## Short task
Gather from the listing below each line that includes the word "text", and copy it.
## BEGIN Data for this exercise
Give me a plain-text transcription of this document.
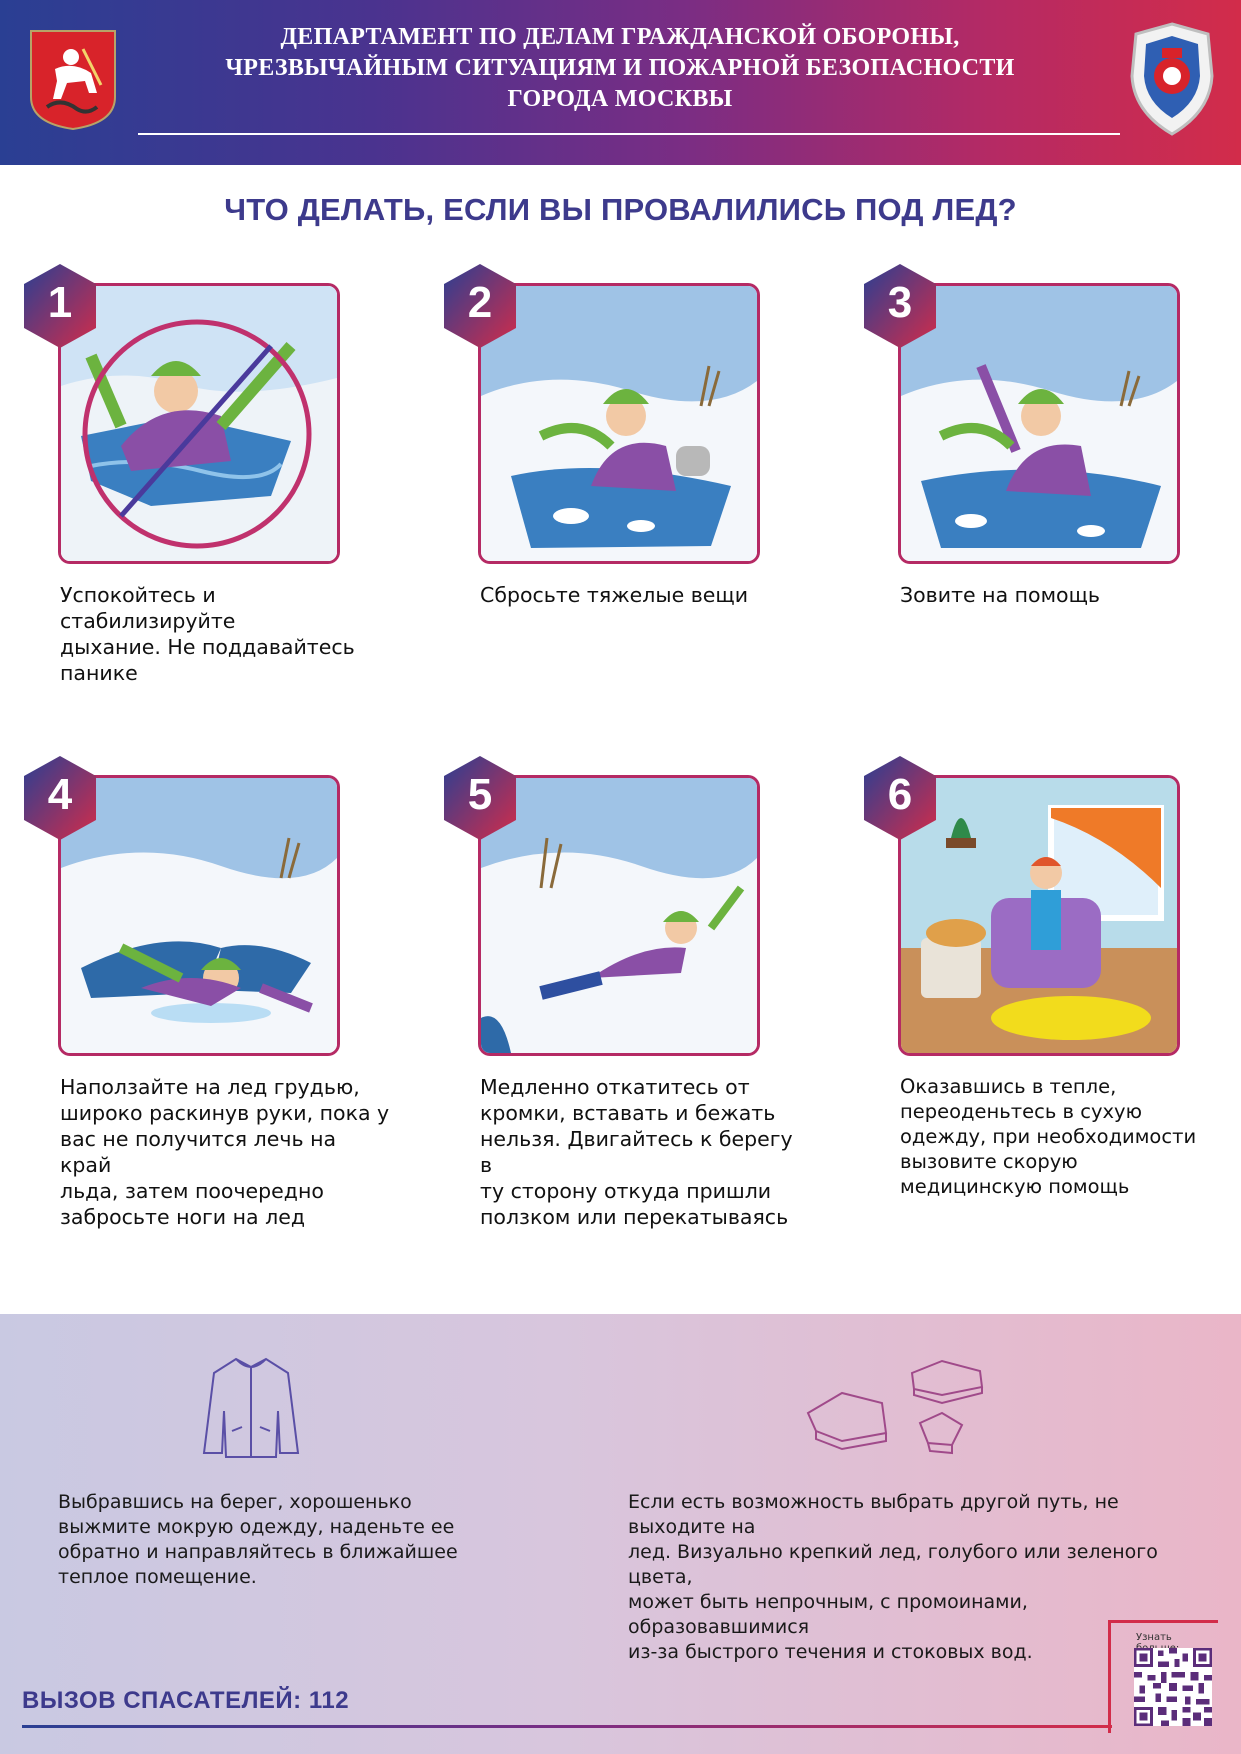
ДЕПАРТАМЕНТ ПО ДЕЛАМ ГРАЖДАНСКОЙ ОБОРОНЫ,
ЧРЕЗВЫЧАЙНЫМ СИТУАЦИЯМ И ПОЖАРНОЙ БЕЗОПАСНОСТИ
ГОРОДА МОСКВЫ
ЧТО ДЕЛАТЬ, ЕСЛИ ВЫ ПРОВАЛИЛИСЬ ПОД ЛЕД?
1
Успокойтесь и стабилизируйте
дыхание. Не поддавайтесь панике
2
Сбросьте тяжелые вещи
3
Зовите на помощь
4
Наползайте на лед грудью,
широко раскинув руки, пока у
вас не получится лечь на край
льда, затем поочередно
забросьте ноги на лед
5
Медленно откатитесь от
кромки, вставать и бежать
нельзя. Двигайтесь к берегу в
ту сторону откуда пришли
ползком или перекатываясь
6
Оказавшись в тепле,
переоденьтесь в сухую
одежду, при необходимости
вызовите скорую
медицинскую помощь
Выбравшись на берег, хорошенько
выжмите мокрую одежду, наденьте ее
обратно и направляйтесь в ближайшее
теплое помещение.
Если есть возможность выбрать другой путь, не выходите на
лед. Визуально крепкий лед, голубого или зеленого цвета,
может быть непрочным, с промоинами, образовавшимися
из-за быстрого течения и стоковых вод.
ВЫЗОВ СПАСАТЕЛЕЙ: 112
Узнать
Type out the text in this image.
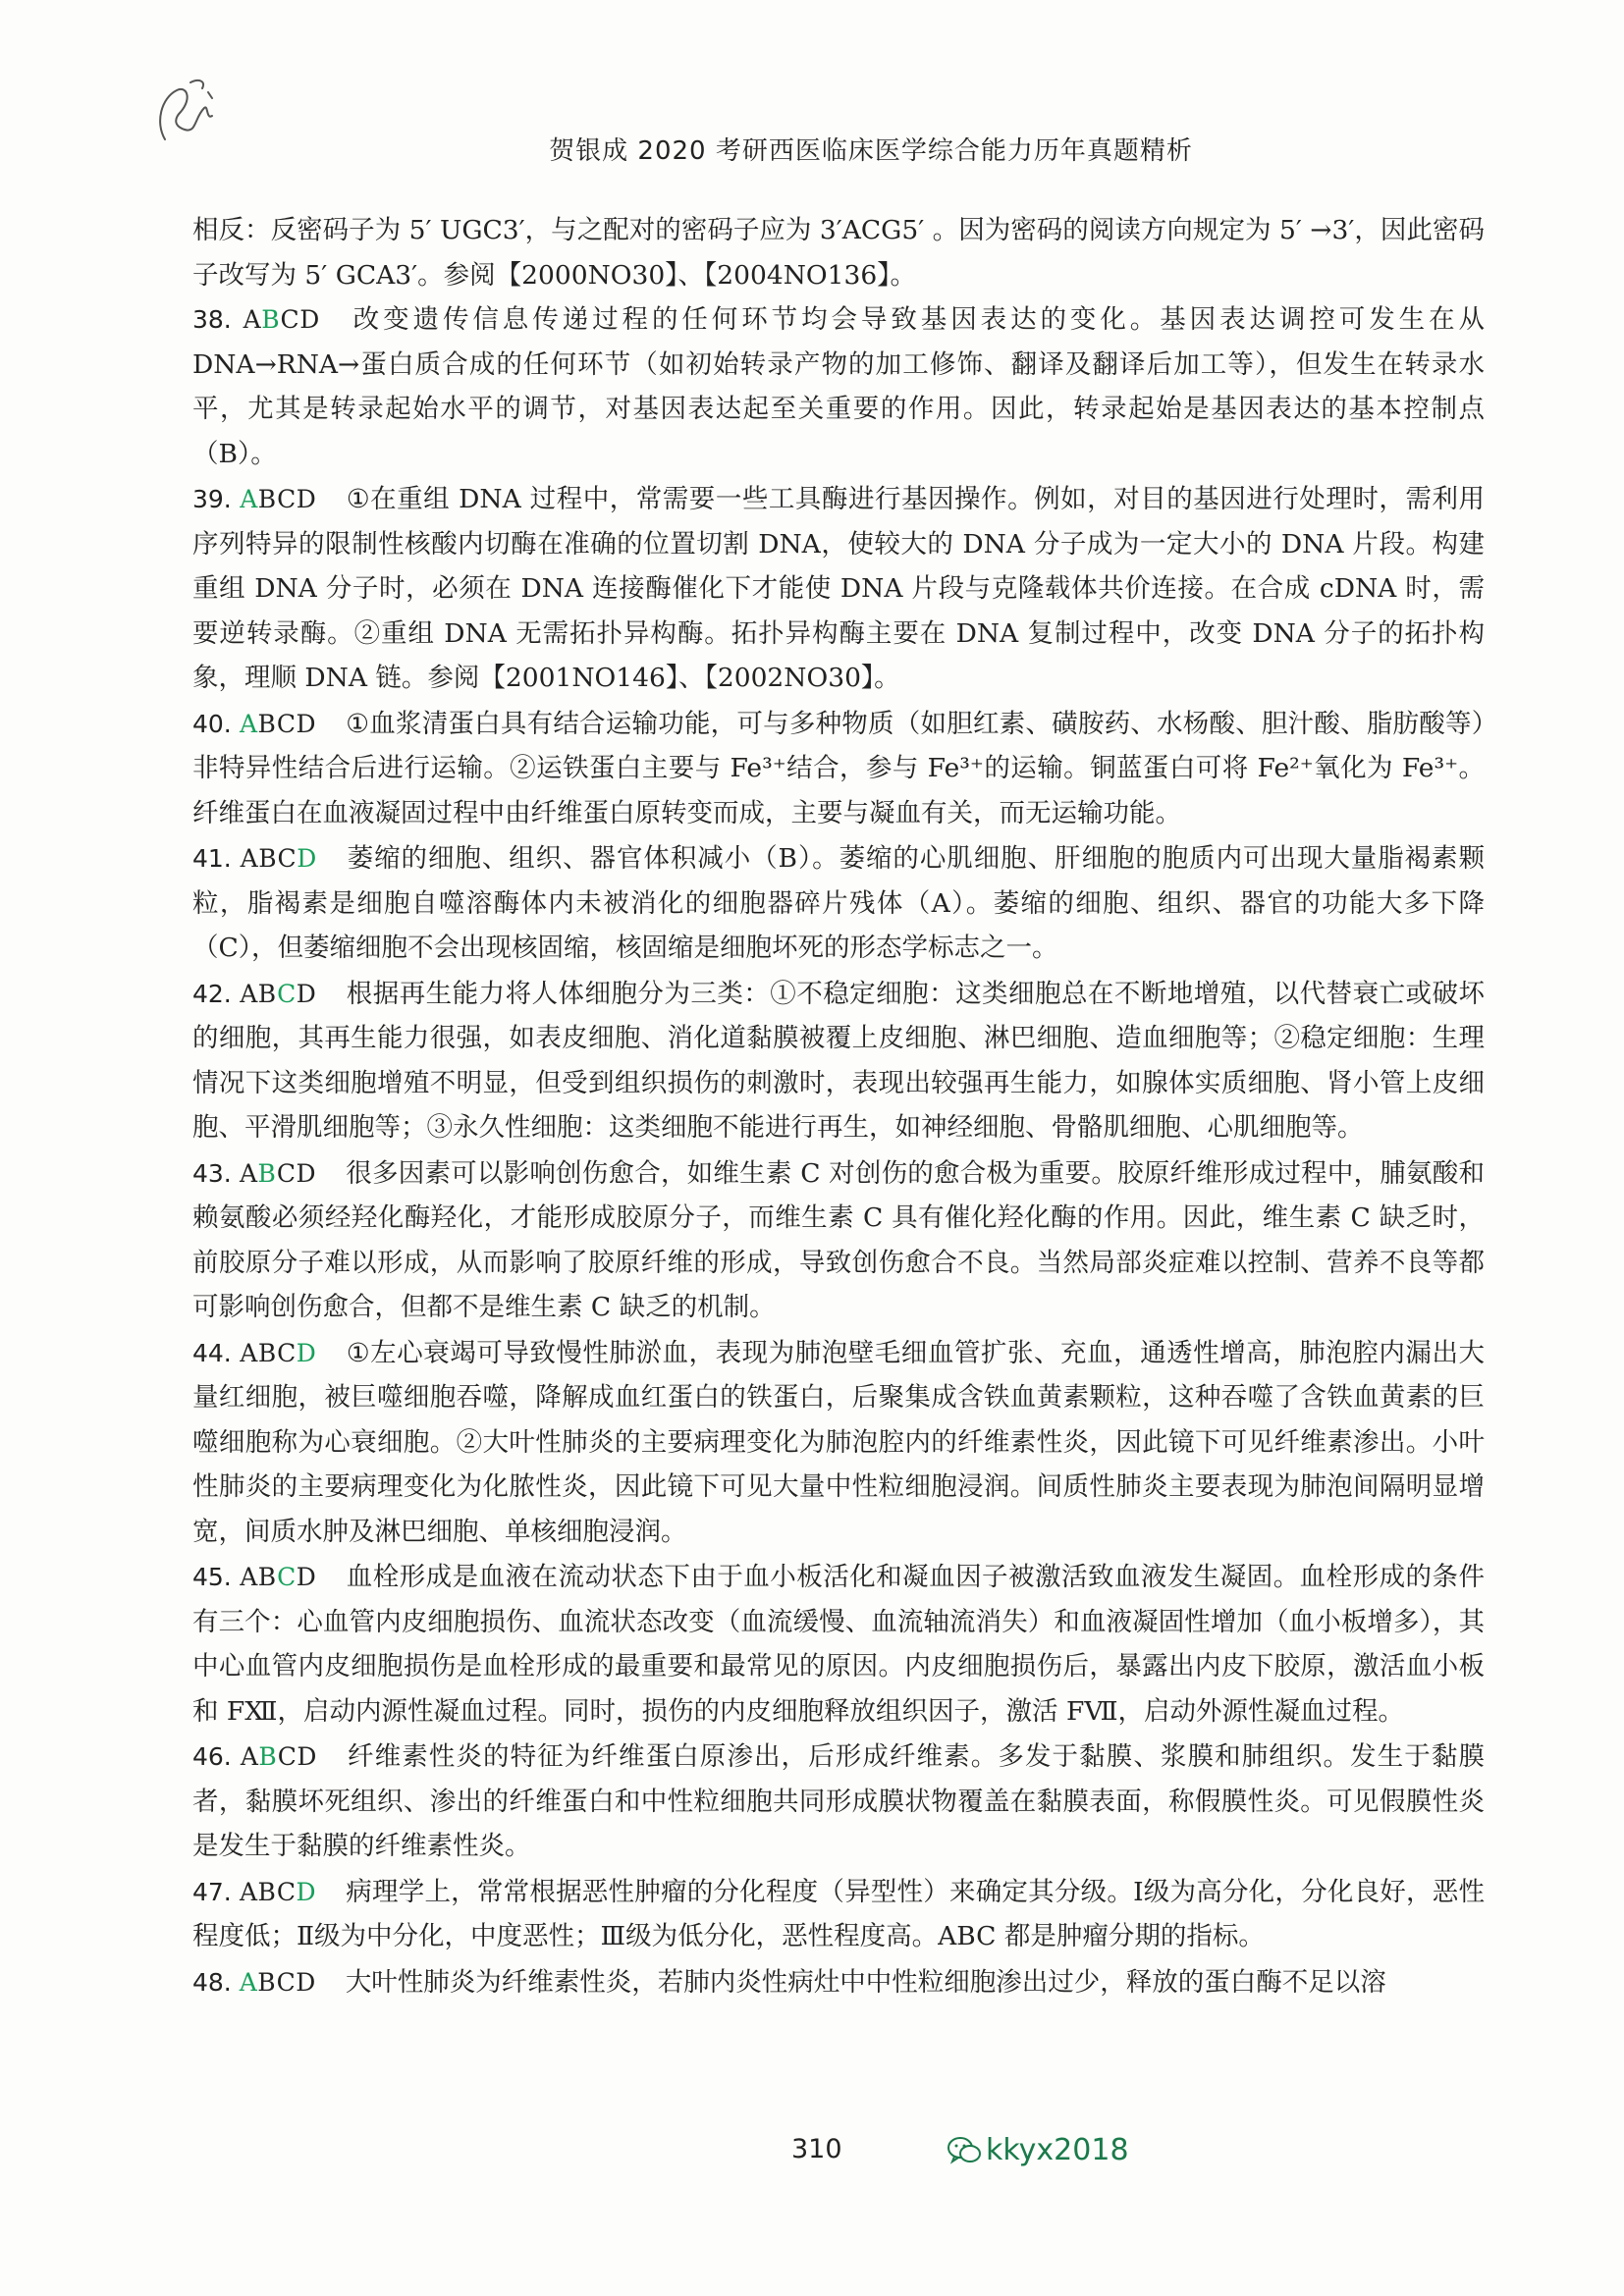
贺银成 2020 考研西医临床医学综合能力历年真题精析

相反：反密码子为 5′ UGC3′，与之配对的密码子应为 3′ACG5′ 。因为密码的阅读方向规定为 5′ →3′，因此密码子改写为 5′ GCA3′。参阅【2000NO30】、【2004NO136】。

38. ABCD 改变遗传信息传递过程的任何环节均会导致基因表达的变化。基因表达调控可发生在从 DNA→RNA→蛋白质合成的任何环节（如初始转录产物的加工修饰、翻译及翻译后加工等），但发生在转录水平，尤其是转录起始水平的调节，对基因表达起至关重要的作用。因此，转录起始是基因表达的基本控制点（B）。

39. ABCD ①在重组 DNA 过程中，常需要一些工具酶进行基因操作。例如，对目的基因进行处理时，需利用序列特异的限制性核酸内切酶在准确的位置切割 DNA，使较大的 DNA 分子成为一定大小的 DNA 片段。构建重组 DNA 分子时，必须在 DNA 连接酶催化下才能使 DNA 片段与克隆载体共价连接。在合成 cDNA 时，需要逆转录酶。②重组 DNA 无需拓扑异构酶。拓扑异构酶主要在 DNA 复制过程中，改变 DNA 分子的拓扑构象，理顺 DNA 链。参阅【2001NO146】、【2002NO30】。

40. ABCD ①血浆清蛋白具有结合运输功能，可与多种物质（如胆红素、磺胺药、水杨酸、胆汁酸、脂肪酸等）非特异性结合后进行运输。②运铁蛋白主要与 Fe³⁺结合，参与 Fe³⁺的运输。铜蓝蛋白可将 Fe²⁺氧化为 Fe³⁺。纤维蛋白在血液凝固过程中由纤维蛋白原转变而成，主要与凝血有关，而无运输功能。

41. ABCD 萎缩的细胞、组织、器官体积减小（B）。萎缩的心肌细胞、肝细胞的胞质内可出现大量脂褐素颗粒，脂褐素是细胞自噬溶酶体内未被消化的细胞器碎片残体（A）。萎缩的细胞、组织、器官的功能大多下降（C），但萎缩细胞不会出现核固缩，核固缩是细胞坏死的形态学标志之一。

42. ABCD 根据再生能力将人体细胞分为三类：①不稳定细胞：这类细胞总在不断地增殖，以代替衰亡或破坏的细胞，其再生能力很强，如表皮细胞、消化道黏膜被覆上皮细胞、淋巴细胞、造血细胞等；②稳定细胞：生理情况下这类细胞增殖不明显，但受到组织损伤的刺激时，表现出较强再生能力，如腺体实质细胞、肾小管上皮细胞、平滑肌细胞等；③永久性细胞：这类细胞不能进行再生，如神经细胞、骨骼肌细胞、心肌细胞等。

43. ABCD 很多因素可以影响创伤愈合，如维生素 C 对创伤的愈合极为重要。胶原纤维形成过程中，脯氨酸和赖氨酸必须经羟化酶羟化，才能形成胶原分子，而维生素 C 具有催化羟化酶的作用。因此，维生素 C 缺乏时，前胶原分子难以形成，从而影响了胶原纤维的形成，导致创伤愈合不良。当然局部炎症难以控制、营养不良等都可影响创伤愈合，但都不是维生素 C 缺乏的机制。

44. ABCD ①左心衰竭可导致慢性肺淤血，表现为肺泡壁毛细血管扩张、充血，通透性增高，肺泡腔内漏出大量红细胞，被巨噬细胞吞噬，降解成血红蛋白的铁蛋白，后聚集成含铁血黄素颗粒，这种吞噬了含铁血黄素的巨噬细胞称为心衰细胞。②大叶性肺炎的主要病理变化为肺泡腔内的纤维素性炎，因此镜下可见纤维素渗出。小叶性肺炎的主要病理变化为化脓性炎，因此镜下可见大量中性粒细胞浸润。间质性肺炎主要表现为肺泡间隔明显增宽，间质水肿及淋巴细胞、单核细胞浸润。

45. ABCD 血栓形成是血液在流动状态下由于血小板活化和凝血因子被激活致血液发生凝固。血栓形成的条件有三个：心血管内皮细胞损伤、血流状态改变（血流缓慢、血流轴流消失）和血液凝固性增加（血小板增多），其中心血管内皮细胞损伤是血栓形成的最重要和最常见的原因。内皮细胞损伤后，暴露出内皮下胶原，激活血小板和 FⅫ，启动内源性凝血过程。同时，损伤的内皮细胞释放组织因子，激活 FⅦ，启动外源性凝血过程。

46. ABCD 纤维素性炎的特征为纤维蛋白原渗出，后形成纤维素。多发于黏膜、浆膜和肺组织。发生于黏膜者，黏膜坏死组织、渗出的纤维蛋白和中性粒细胞共同形成膜状物覆盖在黏膜表面，称假膜性炎。可见假膜性炎是发生于黏膜的纤维素性炎。

47. ABCD 病理学上，常常根据恶性肿瘤的分化程度（异型性）来确定其分级。Ⅰ级为高分化，分化良好，恶性程度低；Ⅱ级为中分化，中度恶性；Ⅲ级为低分化，恶性程度高。ABC 都是肿瘤分期的指标。

48. ABCD 大叶性肺炎为纤维素性炎，若肺内炎性病灶中中性粒细胞渗出过少，释放的蛋白酶不足以溶

310	kkyx2018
## END Data for this exercise
## Task output
Give me a plain-text transcription of this document.
Type out the text in this image.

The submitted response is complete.